Some records
****************************************
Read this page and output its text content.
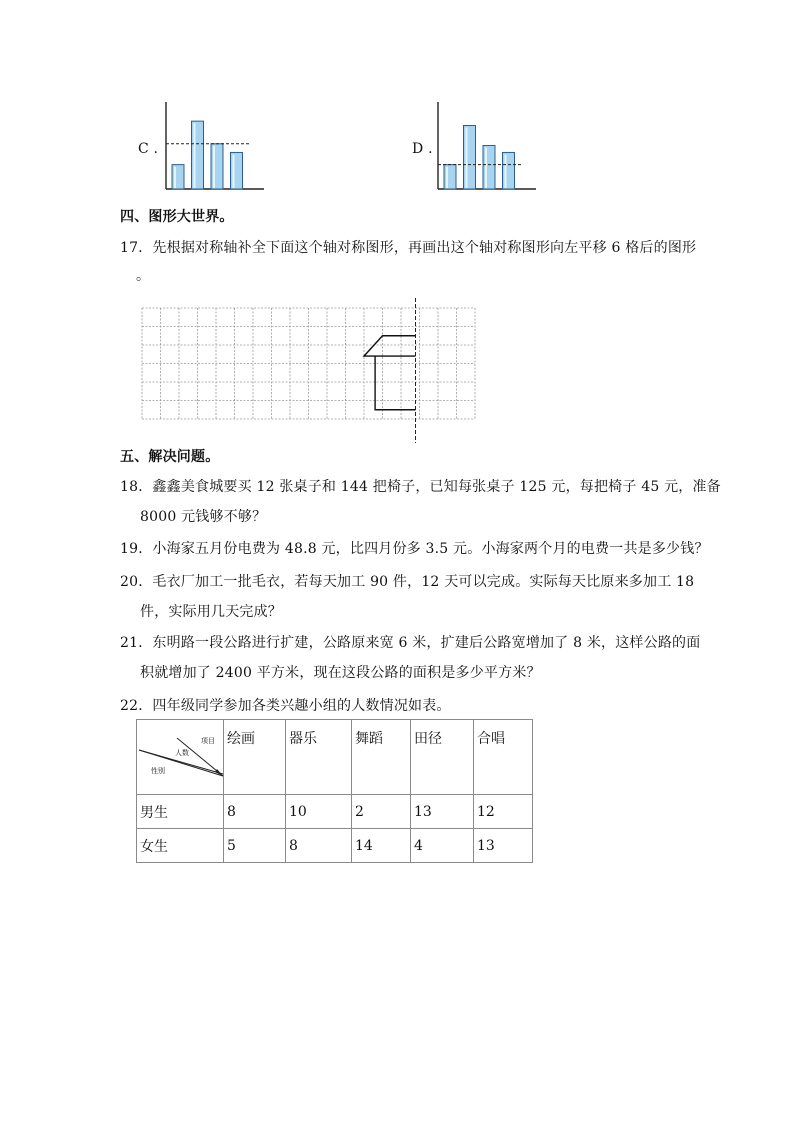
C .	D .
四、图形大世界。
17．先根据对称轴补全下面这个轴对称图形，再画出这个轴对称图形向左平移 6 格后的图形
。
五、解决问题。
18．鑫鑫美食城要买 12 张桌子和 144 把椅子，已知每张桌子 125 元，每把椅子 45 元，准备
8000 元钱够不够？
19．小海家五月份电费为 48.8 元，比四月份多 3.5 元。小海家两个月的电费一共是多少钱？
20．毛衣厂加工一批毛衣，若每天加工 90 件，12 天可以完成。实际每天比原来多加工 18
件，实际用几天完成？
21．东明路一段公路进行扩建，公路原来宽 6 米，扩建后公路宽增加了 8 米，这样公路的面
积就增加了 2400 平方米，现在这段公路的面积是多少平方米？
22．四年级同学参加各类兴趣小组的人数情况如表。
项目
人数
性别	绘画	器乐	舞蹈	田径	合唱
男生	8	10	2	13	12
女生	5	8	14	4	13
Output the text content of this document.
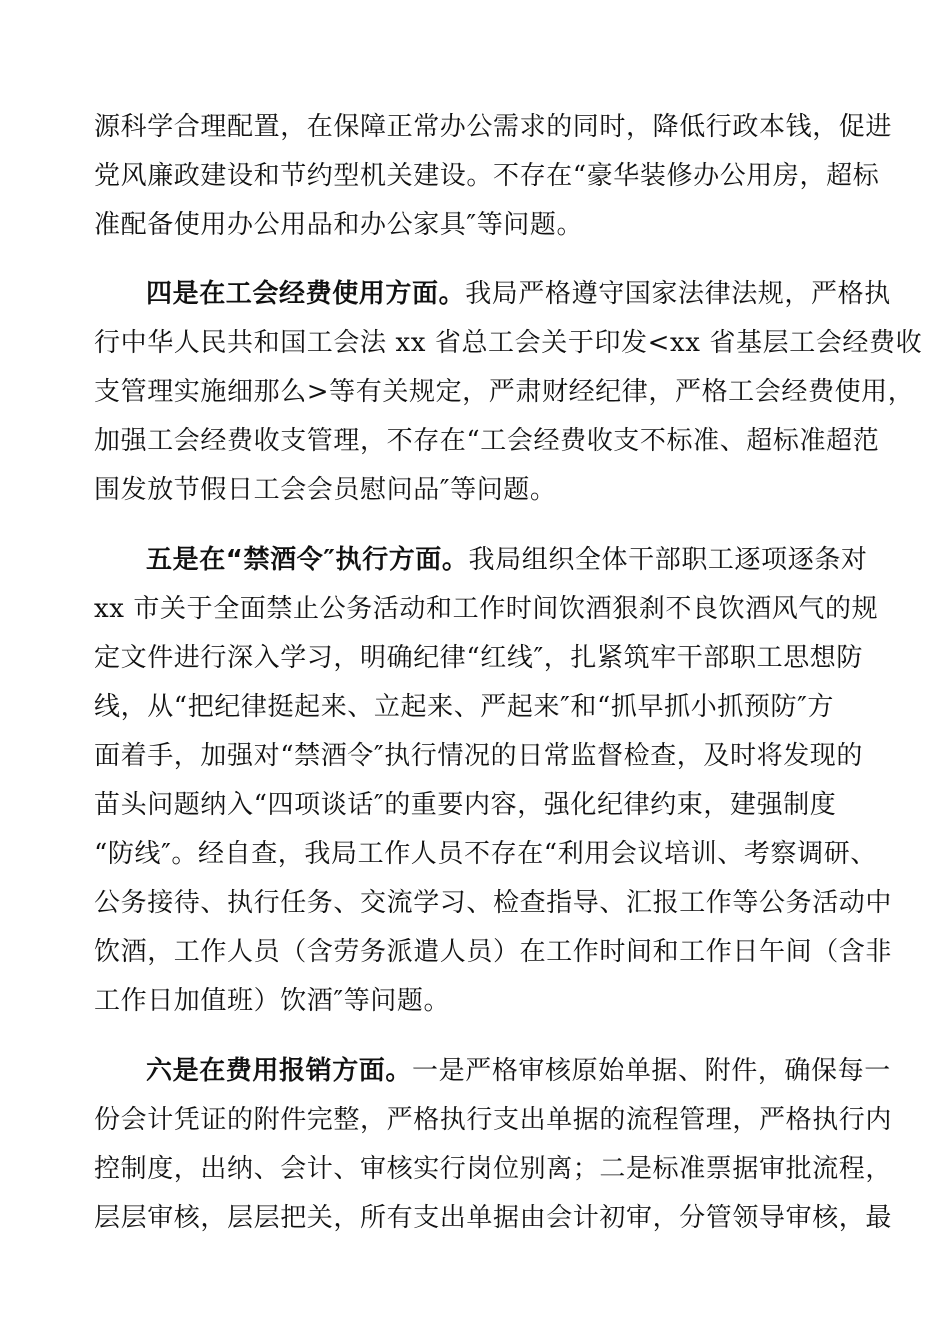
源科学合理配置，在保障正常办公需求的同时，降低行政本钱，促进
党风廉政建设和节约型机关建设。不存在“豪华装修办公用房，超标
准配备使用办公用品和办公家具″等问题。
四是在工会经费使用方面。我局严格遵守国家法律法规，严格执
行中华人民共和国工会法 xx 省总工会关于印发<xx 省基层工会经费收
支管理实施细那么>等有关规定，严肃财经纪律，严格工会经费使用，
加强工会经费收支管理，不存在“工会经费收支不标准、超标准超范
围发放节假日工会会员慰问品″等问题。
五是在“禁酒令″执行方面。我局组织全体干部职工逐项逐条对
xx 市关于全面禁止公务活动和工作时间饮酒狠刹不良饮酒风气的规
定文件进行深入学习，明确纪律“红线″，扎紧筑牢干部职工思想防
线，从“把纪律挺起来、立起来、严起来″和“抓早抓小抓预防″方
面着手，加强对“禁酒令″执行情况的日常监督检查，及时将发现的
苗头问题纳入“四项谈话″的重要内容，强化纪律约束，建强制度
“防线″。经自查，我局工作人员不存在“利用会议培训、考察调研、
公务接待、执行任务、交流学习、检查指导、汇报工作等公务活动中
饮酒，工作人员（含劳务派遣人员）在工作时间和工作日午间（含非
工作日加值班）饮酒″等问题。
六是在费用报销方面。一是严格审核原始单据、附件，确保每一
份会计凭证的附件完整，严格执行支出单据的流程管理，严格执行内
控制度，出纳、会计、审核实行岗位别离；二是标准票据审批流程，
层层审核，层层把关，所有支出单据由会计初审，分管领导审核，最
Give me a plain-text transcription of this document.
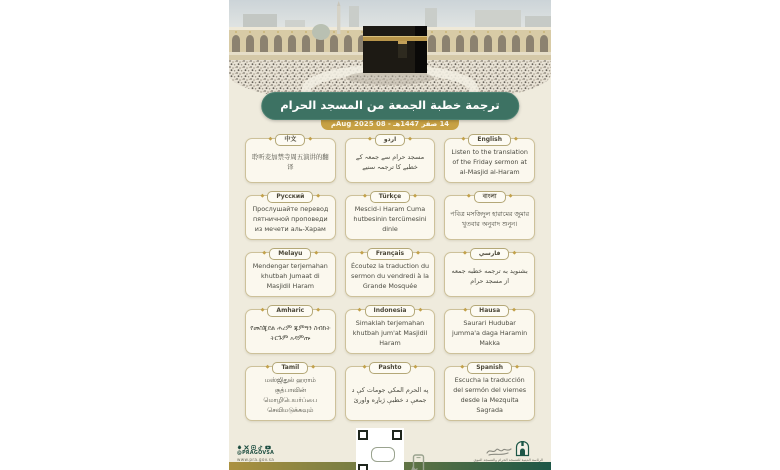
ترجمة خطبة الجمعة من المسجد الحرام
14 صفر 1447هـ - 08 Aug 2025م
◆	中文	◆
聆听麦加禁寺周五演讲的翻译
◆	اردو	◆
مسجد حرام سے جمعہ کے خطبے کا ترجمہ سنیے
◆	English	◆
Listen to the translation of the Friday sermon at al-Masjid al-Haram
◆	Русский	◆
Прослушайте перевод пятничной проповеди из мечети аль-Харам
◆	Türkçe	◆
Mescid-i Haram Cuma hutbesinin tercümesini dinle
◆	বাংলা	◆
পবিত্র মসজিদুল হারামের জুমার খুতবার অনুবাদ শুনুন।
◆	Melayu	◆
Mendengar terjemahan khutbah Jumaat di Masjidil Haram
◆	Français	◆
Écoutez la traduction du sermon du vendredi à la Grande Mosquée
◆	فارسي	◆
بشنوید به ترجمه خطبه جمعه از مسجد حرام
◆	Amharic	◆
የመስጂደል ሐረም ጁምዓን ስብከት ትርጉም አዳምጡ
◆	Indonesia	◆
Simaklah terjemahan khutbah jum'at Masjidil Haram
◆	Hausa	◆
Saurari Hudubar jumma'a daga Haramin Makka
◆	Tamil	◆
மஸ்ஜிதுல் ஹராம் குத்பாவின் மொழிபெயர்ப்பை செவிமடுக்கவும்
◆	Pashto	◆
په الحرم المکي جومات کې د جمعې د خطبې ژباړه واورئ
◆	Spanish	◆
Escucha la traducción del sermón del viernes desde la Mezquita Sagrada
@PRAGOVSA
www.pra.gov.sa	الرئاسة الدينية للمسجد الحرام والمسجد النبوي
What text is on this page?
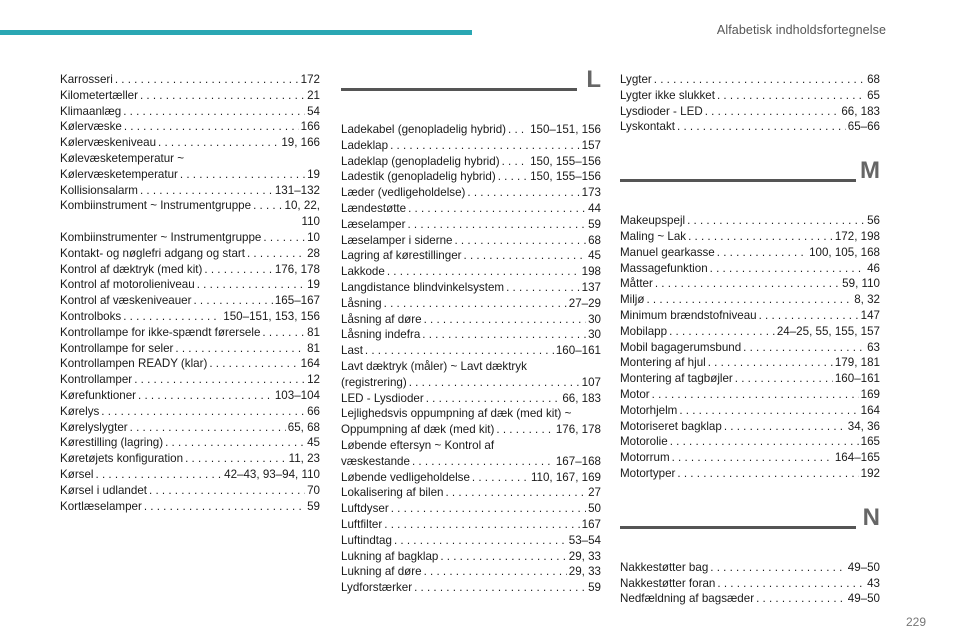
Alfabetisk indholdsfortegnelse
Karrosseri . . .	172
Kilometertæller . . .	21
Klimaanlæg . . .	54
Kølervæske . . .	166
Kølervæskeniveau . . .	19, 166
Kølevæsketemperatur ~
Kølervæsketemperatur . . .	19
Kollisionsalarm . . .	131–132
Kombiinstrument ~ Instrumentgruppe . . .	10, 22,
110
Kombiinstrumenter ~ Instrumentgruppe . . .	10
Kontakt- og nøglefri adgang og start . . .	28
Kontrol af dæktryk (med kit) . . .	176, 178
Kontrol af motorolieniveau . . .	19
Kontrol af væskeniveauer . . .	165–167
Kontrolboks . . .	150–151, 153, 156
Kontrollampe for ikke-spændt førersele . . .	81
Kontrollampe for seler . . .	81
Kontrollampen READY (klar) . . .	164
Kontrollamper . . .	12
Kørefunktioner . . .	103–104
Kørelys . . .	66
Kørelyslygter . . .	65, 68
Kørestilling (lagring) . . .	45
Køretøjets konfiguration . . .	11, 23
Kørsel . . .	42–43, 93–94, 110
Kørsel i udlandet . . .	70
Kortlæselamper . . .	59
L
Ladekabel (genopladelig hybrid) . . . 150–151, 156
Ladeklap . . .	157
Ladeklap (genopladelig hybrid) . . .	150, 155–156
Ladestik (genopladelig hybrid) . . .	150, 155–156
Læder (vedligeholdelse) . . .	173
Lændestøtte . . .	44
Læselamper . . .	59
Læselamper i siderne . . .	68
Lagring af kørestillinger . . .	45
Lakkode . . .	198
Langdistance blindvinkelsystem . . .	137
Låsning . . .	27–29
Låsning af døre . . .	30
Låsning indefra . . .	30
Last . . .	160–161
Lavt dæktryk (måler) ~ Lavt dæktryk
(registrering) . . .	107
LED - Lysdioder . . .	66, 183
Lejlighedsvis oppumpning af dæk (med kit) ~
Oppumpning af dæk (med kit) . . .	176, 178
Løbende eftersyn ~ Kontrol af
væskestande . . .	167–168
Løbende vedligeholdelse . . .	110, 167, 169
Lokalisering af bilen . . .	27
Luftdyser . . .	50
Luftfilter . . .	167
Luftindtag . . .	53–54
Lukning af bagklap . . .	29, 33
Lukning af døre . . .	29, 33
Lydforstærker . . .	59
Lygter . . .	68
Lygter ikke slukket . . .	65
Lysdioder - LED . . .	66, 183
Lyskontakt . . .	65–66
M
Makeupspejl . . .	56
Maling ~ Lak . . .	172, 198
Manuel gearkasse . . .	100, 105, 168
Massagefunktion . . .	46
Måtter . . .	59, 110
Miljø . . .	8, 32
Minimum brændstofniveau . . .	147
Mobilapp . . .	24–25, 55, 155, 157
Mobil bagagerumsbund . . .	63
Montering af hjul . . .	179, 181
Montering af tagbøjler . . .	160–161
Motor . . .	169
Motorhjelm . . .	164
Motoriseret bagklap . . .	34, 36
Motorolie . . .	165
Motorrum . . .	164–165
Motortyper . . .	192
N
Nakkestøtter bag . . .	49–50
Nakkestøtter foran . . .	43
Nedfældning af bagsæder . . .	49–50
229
****************************************
» Instructions for the task
All the records need to be repeated exactly, with the images dropped.

» Final result
Read this page and output its text content.
C .	D .
四、图形大世界。
17．先根据对称轴补全下面这个轴对称图形，再画出这个轴对称图形向左平移 6 格后的图形
。
五、解决问题。
18．鑫鑫美食城要买 12 张桌子和 144 把椅子，已知每张桌子 125 元，每把椅子 45 元，准备
8000 元钱够不够？
19．小海家五月份电费为 48.8 元，比四月份多 3.5 元。小海家两个月的电费一共是多少钱？
20．毛衣厂加工一批毛衣，若每天加工 90 件，12 天可以完成。实际每天比原来多加工 18
件，实际用几天完成？
21．东明路一段公路进行扩建，公路原来宽 6 米，扩建后公路宽增加了 8 米，这样公路的面
积就增加了 2400 平方米，现在这段公路的面积是多少平方米？
22．四年级同学参加各类兴趣小组的人数情况如表。
项目
人数
性别	绘画	器乐	舞蹈	田径	合唱
男生	8	10	2	13	12
女生	5	8	14	4	13
Output the text content of this document.
源科学合理配置，在保障正常办公需求的同时，降低行政本钱，促进
党风廉政建设和节约型机关建设。不存在“豪华装修办公用房，超标
准配备使用办公用品和办公家具″等问题。
四是在工会经费使用方面。我局严格遵守国家法律法规，严格执
行中华人民共和国工会法 xx 省总工会关于印发<xx 省基层工会经费收
支管理实施细那么>等有关规定，严肃财经纪律，严格工会经费使用，
加强工会经费收支管理，不存在“工会经费收支不标准、超标准超范
围发放节假日工会会员慰问品″等问题。
五是在“禁酒令″执行方面。我局组织全体干部职工逐项逐条对
xx 市关于全面禁止公务活动和工作时间饮酒狠刹不良饮酒风气的规
定文件进行深入学习，明确纪律“红线″，扎紧筑牢干部职工思想防
线，从“把纪律挺起来、立起来、严起来″和“抓早抓小抓预防″方
面着手，加强对“禁酒令″执行情况的日常监督检查，及时将发现的
苗头问题纳入“四项谈话″的重要内容，强化纪律约束，建强制度
“防线″。经自查，我局工作人员不存在“利用会议培训、考察调研、
公务接待、执行任务、交流学习、检查指导、汇报工作等公务活动中
饮酒，工作人员（含劳务派遣人员）在工作时间和工作日午间（含非
工作日加值班）饮酒″等问题。
六是在费用报销方面。一是严格审核原始单据、附件，确保每一
份会计凭证的附件完整，严格执行支出单据的流程管理，严格执行内
控制度，出纳、会计、审核实行岗位别离；二是标准票据审批流程，
层层审核，层层把关，所有支出单据由会计初审，分管领导审核，最
Give me a plain-text transcription of this document.
ترجمة خطبة الجمعة من المسجد الحرام
14 صفر 1447هـ - 08 Aug 2025م
◆	中文	◆
聆听麦加禁寺周五演讲的翻译
◆	اردو	◆
مسجد حرام سے جمعہ کے خطبے کا ترجمہ سنیے
◆	English	◆
Listen to the translation of the Friday sermon at al-Masjid al-Haram
◆	Русский	◆
Прослушайте перевод пятничной проповеди из мечети аль-Харам
◆	Türkçe	◆
Mescid-i Haram Cuma hutbesinin tercümesini dinle
◆	বাংলা	◆
পবিত্র মসজিদুল হারামের জুমার খুতবার অনুবাদ শুনুন।
◆	Melayu	◆
Mendengar terjemahan khutbah Jumaat di Masjidil Haram
◆	Français	◆
Écoutez la traduction du sermon du vendredi à la Grande Mosquée
◆	فارسي	◆
بشنوید به ترجمه خطبه جمعه از مسجد حرام
◆	Amharic	◆
የመስጂደል ሐረም ጁምዓን ስብከት ትርጉም አዳምጡ
◆	Indonesia	◆
Simaklah terjemahan khutbah jum'at Masjidil Haram
◆	Hausa	◆
Saurari Hudubar jumma'a daga Haramin Makka
◆	Tamil	◆
மஸ்ஜிதுல் ஹராம் குத்பாவின் மொழிபெயர்ப்பை செவிமடுக்கவும்
◆	Pashto	◆
په الحرم المکي جومات کې د جمعې د خطبې ژباړه واورئ
◆	Spanish	◆
Escucha la traducción del sermón del viernes desde la Mezquita Sagrada
@PRAGOVSA
www.pra.gov.sa	الرئاسة الدينية للمسجد الحرام والمسجد النبوي
What text is on this page?
Alfabetisk indholdsfortegnelse
Karrosseri . . .	172
Kilometertæller . . .	21
Klimaanlæg . . .	54
Kølervæske . . .	166
Kølervæskeniveau . . .	19, 166
Kølevæsketemperatur ~
Kølervæsketemperatur . . .	19
Kollisionsalarm . . .	131–132
Kombiinstrument ~ Instrumentgruppe . . .	10, 22,
110
Kombiinstrumenter ~ Instrumentgruppe . . .	10
Kontakt- og nøglefri adgang og start . . .	28
Kontrol af dæktryk (med kit) . . .	176, 178
Kontrol af motorolieniveau . . .	19
Kontrol af væskeniveauer . . .	165–167
Kontrolboks . . .	150–151, 153, 156
Kontrollampe for ikke-spændt førersele . . .	81
Kontrollampe for seler . . .	81
Kontrollampen READY (klar) . . .	164
Kontrollamper . . .	12
Kørefunktioner . . .	103–104
Kørelys . . .	66
Kørelyslygter . . .	65, 68
Kørestilling (lagring) . . .	45
Køretøjets konfiguration . . .	11, 23
Kørsel . . .	42–43, 93–94, 110
Kørsel i udlandet . . .	70
Kortlæselamper . . .	59
L
Ladekabel (genopladelig hybrid) . . . 150–151, 156
Ladeklap . . .	157
Ladeklap (genopladelig hybrid) . . .	150, 155–156
Ladestik (genopladelig hybrid) . . .	150, 155–156
Læder (vedligeholdelse) . . .	173
Lændestøtte . . .	44
Læselamper . . .	59
Læselamper i siderne . . .	68
Lagring af kørestillinger . . .	45
Lakkode . . .	198
Langdistance blindvinkelsystem . . .	137
Låsning . . .	27–29
Låsning af døre . . .	30
Låsning indefra . . .	30
Last . . .	160–161
Lavt dæktryk (måler) ~ Lavt dæktryk
(registrering) . . .	107
LED - Lysdioder . . .	66, 183
Lejlighedsvis oppumpning af dæk (med kit) ~
Oppumpning af dæk (med kit) . . .	176, 178
Løbende eftersyn ~ Kontrol af
væskestande . . .	167–168
Løbende vedligeholdelse . . .	110, 167, 169
Lokalisering af bilen . . .	27
Luftdyser . . .	50
Luftfilter . . .	167
Luftindtag . . .	53–54
Lukning af bagklap . . .	29, 33
Lukning af døre . . .	29, 33
Lydforstærker . . .	59
Lygter . . .	68
Lygter ikke slukket . . .	65
Lysdioder - LED . . .	66, 183
Lyskontakt . . .	65–66
M
Makeupspejl . . .	56
Maling ~ Lak . . .	172, 198
Manuel gearkasse . . .	100, 105, 168
Massagefunktion . . .	46
Måtter . . .	59, 110
Miljø . . .	8, 32
Minimum brændstofniveau . . .	147
Mobilapp . . .	24–25, 55, 155, 157
Mobil bagagerumsbund . . .	63
Montering af hjul . . .	179, 181
Montering af tagbøjler . . .	160–161
Motor . . .	169
Motorhjelm . . .	164
Motoriseret bagklap . . .	34, 36
Motorolie . . .	165
Motorrum . . .	164–165
Motortyper . . .	192
N
Nakkestøtter bag . . .	49–50
Nakkestøtter foran . . .	43
Nedfældning af bagsæder . . .	49–50
229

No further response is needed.